> [Stated goal] Copy every line of the following data that includes the string "знал".
▬▬▬
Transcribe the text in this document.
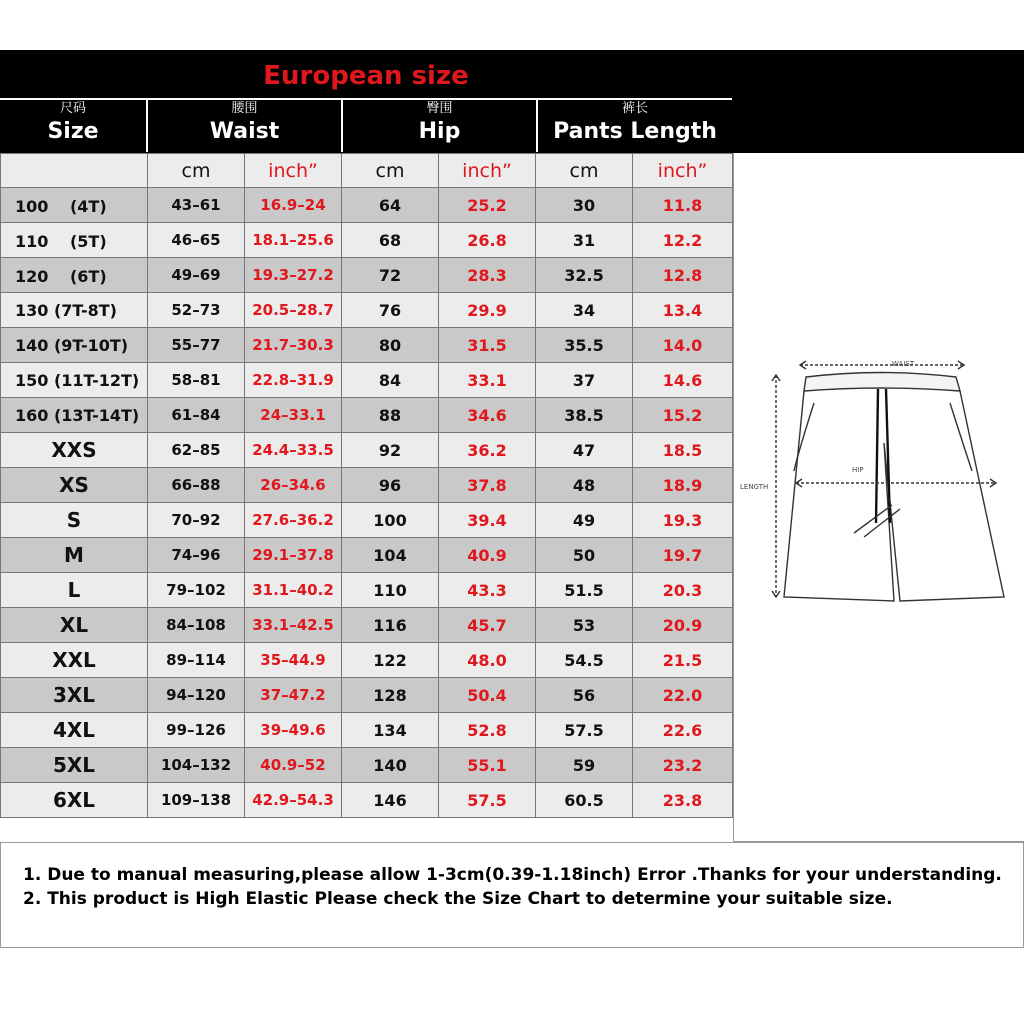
European size
尺码
Size
腰围
Waist
臀围
Hip
裤长
Pants Length
	cm	inch”	cm	inch”	cm	inch”
100 　(4T)	43–61	16.9–24	64	25.2	30	11.8
110 　(5T)	46–65	18.1–25.6	68	26.8	31	12.2
120 　(6T)	49–69	19.3–27.2	72	28.3	32.5	12.8
130 (7T-8T)	52–73	20.5–28.7	76	29.9	34	13.4
140 (9T-10T)	55–77	21.7–30.3	80	31.5	35.5	14.0
150 (11T-12T)	58–81	22.8–31.9	84	33.1	37	14.6
160 (13T-14T)	61–84	24–33.1	88	34.6	38.5	15.2
XXS	62–85	24.4–33.5	92	36.2	47	18.5
XS	66–88	26–34.6	96	37.8	48	18.9
S	70–92	27.6–36.2	100	39.4	49	19.3
M	74–96	29.1–37.8	104	40.9	50	19.7
L	79–102	31.1–40.2	110	43.3	51.5	20.3
XL	84–108	33.1–42.5	116	45.7	53	20.9
XXL	89–114	35–44.9	122	48.0	54.5	21.5
3XL	94–120	37–47.2	128	50.4	56	22.0
4XL	99–126	39–49.6	134	52.8	57.5	22.6
5XL	104–132	40.9–52	140	55.1	59	23.2
6XL	109–138	42.9–54.3	146	57.5	60.5	23.8
WAIST
HIP
LENGTH
1. Due to manual measuring,please allow 1-3cm(0.39-1.18inch) Error .Thanks for your understanding.
2. This product is High Elastic Please check the Size Chart to determine your suitable size.
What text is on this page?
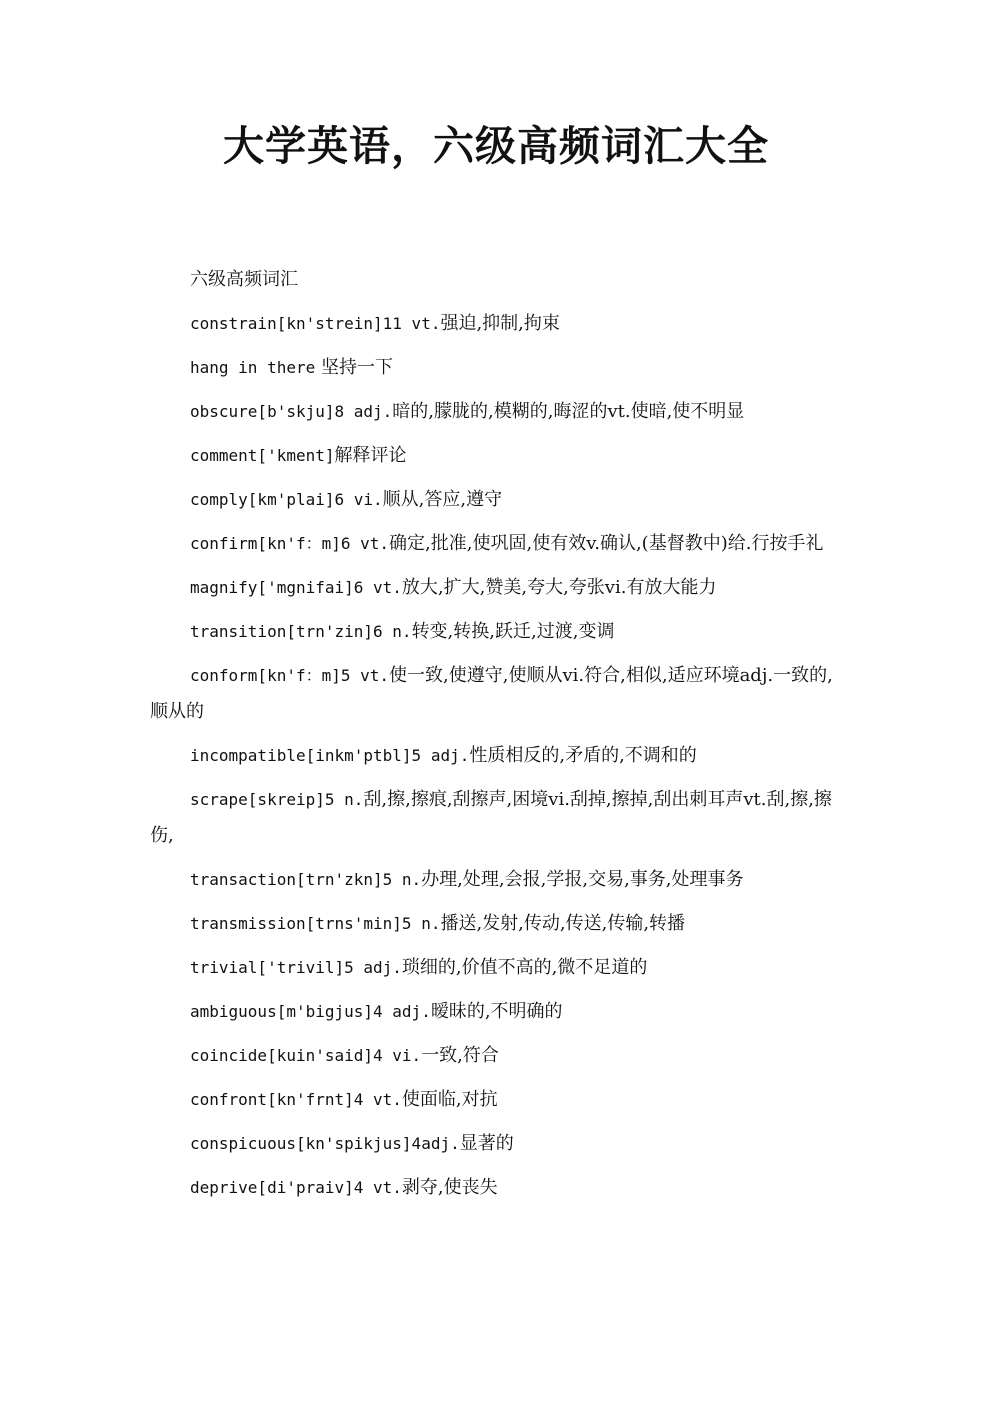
大学英语，六级高频词汇大全

六级高频词汇

constrain[kn'strein]11 vt.强迫,抑制,拘束
hang in there 坚持一下
obscure[b'skju]8 adj.暗的,朦胧的,模糊的,晦涩的vt.使暗,使不明显
comment['kment]解释评论
comply[km'plai]6 vi.顺从,答应,遵守
confirm[kn'f：m]6 vt.确定,批准,使巩固,使有效v.确认,(基督教中)给.行按手礼
magnify['mgnifai]6 vt.放大,扩大,赞美,夸大,夸张vi.有放大能力
transition[trn'zin]6 n.转变,转换,跃迁,过渡,变调
conform[kn'f：m]5 vt.使一致,使遵守,使顺从vi.符合,相似,适应环境adj.一致的,顺从的
incompatible[inkm'ptbl]5 adj.性质相反的,矛盾的,不调和的
scrape[skreip]5 n.刮,擦,擦痕,刮擦声,困境vi.刮掉,擦掉,刮出刺耳声vt.刮,擦,擦伤,
transaction[trn'zkn]5 n.办理,处理,会报,学报,交易,事务,处理事务
transmission[trns'min]5 n.播送,发射,传动,传送,传输,转播
trivial['trivil]5 adj.琐细的,价值不高的,微不足道的
ambiguous[m'bigjus]4 adj.暧昧的,不明确的
coincide[kuin'said]4 vi.一致,符合
confront[kn'frnt]4 vt.使面临,对抗
conspicuous[kn'spikjus]4adj.显著的
deprive[di'praiv]4 vt.剥夺,使丧失
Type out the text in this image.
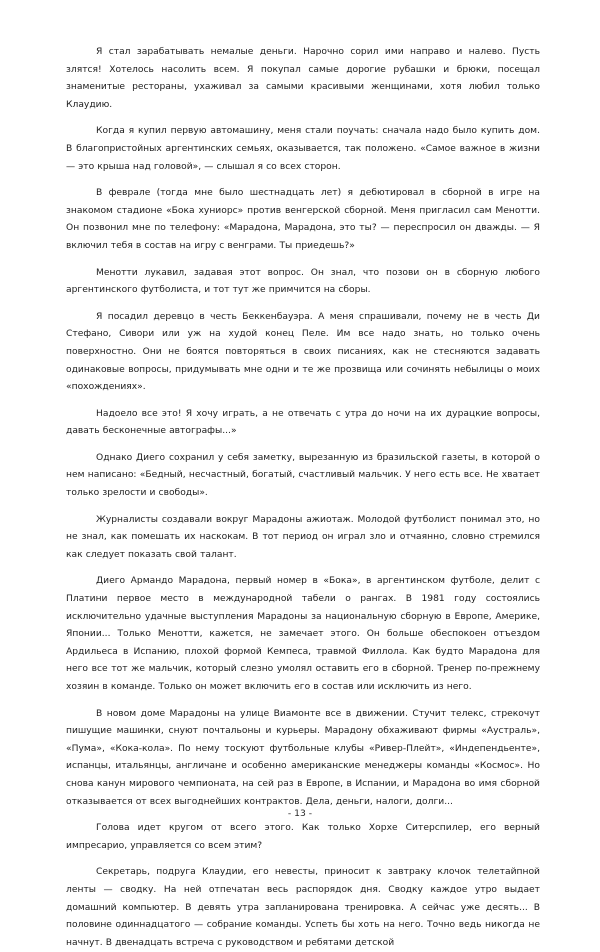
Я стал зарабатывать немалые деньги. Нарочно сорил ими направо и налево. Пусть злятся! Хотелось насолить всем. Я покупал самые дорогие рубашки и брюки, посещал знаменитые рестораны, ухаживал за самыми красивыми женщинами, хотя любил только Клаудию.

Когда я купил первую автомашину, меня стали поучать: сначала надо было купить дом. В благопристойных аргентинских семьях, оказывается, так положено. «Самое важное в жизни — это крыша над головой», — слышал я со всех сторон.

В феврале (тогда мне было шестнадцать лет) я дебютировал в сборной в игре на знакомом стадионе «Бока хуниорс» против венгерской сборной. Меня пригласил сам Менотти. Он позвонил мне по телефону: «Марадона, Марадона, это ты? — переспросил он дважды. — Я включил тебя в состав на игру с венграми. Ты приедешь?»

Менотти лукавил, задавая этот вопрос. Он знал, что позови он в сборную любого аргентинского футболиста, и тот тут же примчится на сборы.

Я посадил деревцо в честь Беккенбауэра. А меня спрашивали, почему не в честь Ди Стефано, Сивори или уж на худой конец Пеле. Им все надо знать, но только очень поверхностно. Они не боятся повторяться в своих писаниях, как не стесняются задавать одинаковые вопросы, придумывать мне одни и те же прозвища или сочинять небылицы о моих «похождениях».

Надоело все это! Я хочу играть, а не отвечать с утра до ночи на их дурацкие вопросы, давать бесконечные автографы...»

Однако Диего сохранил у себя заметку, вырезанную из бразильской газеты, в которой о нем написано: «Бедный, несчастный, богатый, счастливый мальчик. У него есть все. Не хватает только зрелости и свободы».

Журналисты создавали вокруг Марадоны ажиотаж. Молодой футболист понимал это, но не знал, как помешать их наскокам. В тот период он играл зло и отчаянно, словно стремился как следует показать свой талант.

Диего Армандо Марадона, первый номер в «Бока», в аргентинском футболе, делит с Платини первое место в международной табели о рангах. В 1981 году состоялись исключительно удачные выступления Марадоны за национальную сборную в Европе, Америке, Японии... Только Менотти, кажется, не замечает этого. Он больше обеспокоен отъездом Ардильеса в Испанию, плохой формой Кемпеса, травмой Филлола. Как будто Марадона для него все тот же мальчик, который слезно умолял оставить его в сборной. Тренер по-прежнему хозяин в команде. Только он может включить его в состав или исключить из него.

В новом доме Марадоны на улице Виамонте все в движении. Стучит телекс, стрекочут пишущие машинки, снуют почтальоны и курьеры. Марадону обхаживают фирмы «Аустраль», «Пума», «Кока-кола». По нему тоскуют футбольные клубы «Ривер-Плейт», «Индепендьенте», испанцы, итальянцы, англичане и особенно американские менеджеры команды «Космос». Но снова канун мирового чемпионата, на сей раз в Европе, в Испании, и Марадона во имя сборной отказывается от всех выгоднейших контрактов. Дела, деньги, налоги, долги...

Голова идет кругом от всего этого. Как только Хорхе Ситерспилер, его верный импресарио, управляется со всем этим?

Секретарь, подруга Клаудии, его невесты, приносит к завтраку клочок телетайпной ленты — сводку. На ней отпечатан весь распорядок дня. Сводку каждое утро выдает домашний компьютер. В девять утра запланирована тренировка. А сейчас уже десять... В половине одиннадцатого — собрание команды. Успеть бы хоть на него. Точно ведь никогда не начнут. В двенадцать встреча с руководством и ребятами детской

- 13 -
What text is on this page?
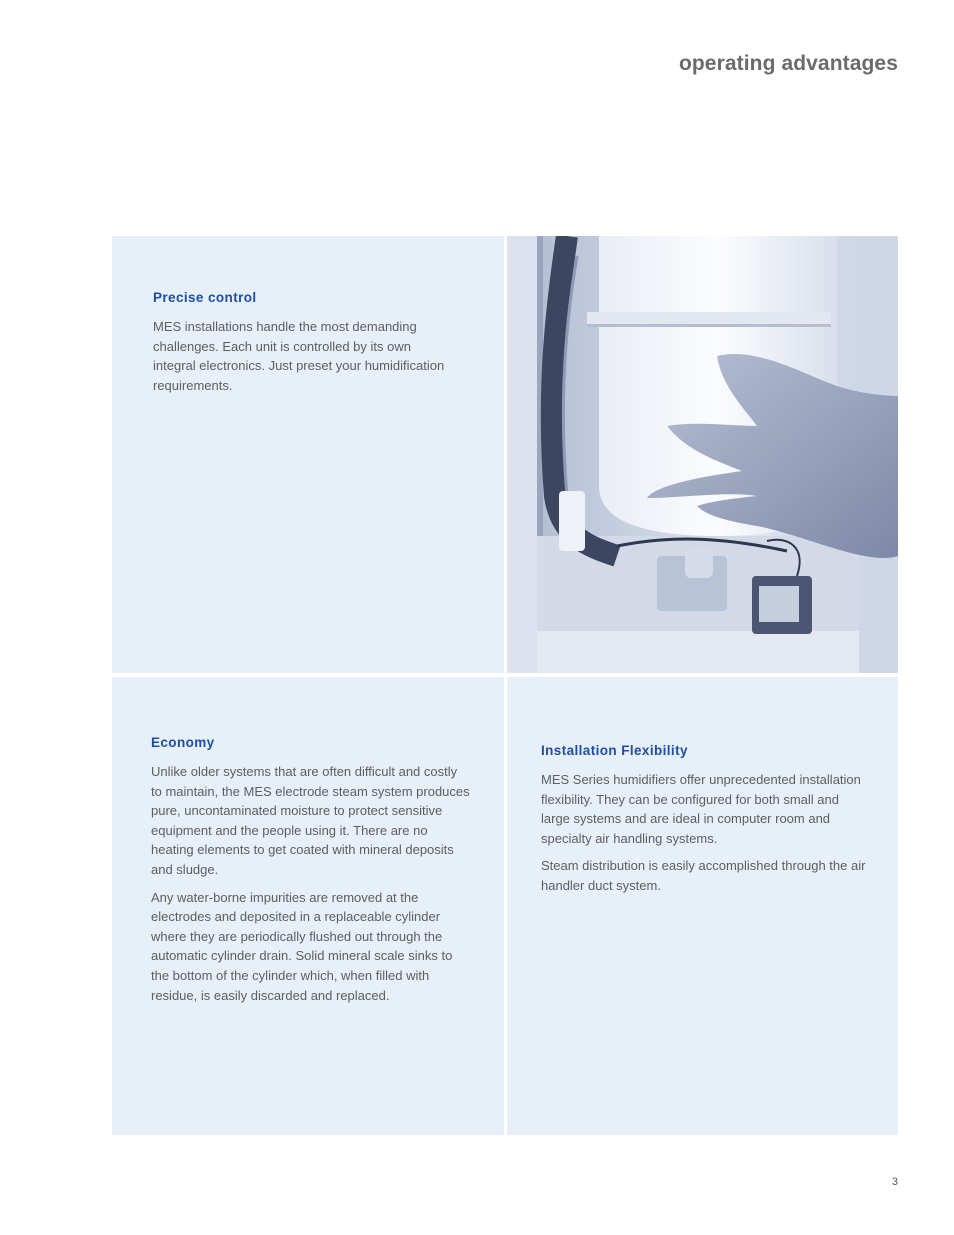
operating advantages
Precise control

MES installations handle the most demanding challenges. Each unit is controlled by its own integral electronics. Just preset your humidification requirements.

Economy

Unlike older systems that are often difficult and costly to maintain, the MES electrode steam system produces pure, uncontaminated moisture to protect sensitive equipment and the people using it. There are no heating elements to get coated with mineral deposits and sludge.

Any water-borne impurities are removed at the electrodes and deposited in a replaceable cylinder where they are periodically flushed out through the automatic cylinder drain. Solid mineral scale sinks to the bottom of the cylinder which, when filled with residue, is easily discarded and replaced.

Installation Flexibility

MES Series humidifiers offer unprecedented installation flexibility. They can be configured for both small and large systems and are ideal in computer room and specialty air handling systems.

Steam distribution is easily accomplished through the air handler duct system.

3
▬▬▬
> [Exercise output]
Менотти лукавил, задавая этот вопрос. Он знал, что позови он в сборную любого аргентинского футболиста, и тот тут же примчится на сборы.
Журналисты создавали вокруг Марадоны ажиотаж. Молодой футболист понимал это, но не знал, как помешать их наскокам. В тот период он играл зло и отчаянно, словно стремился как следует показать свой талант.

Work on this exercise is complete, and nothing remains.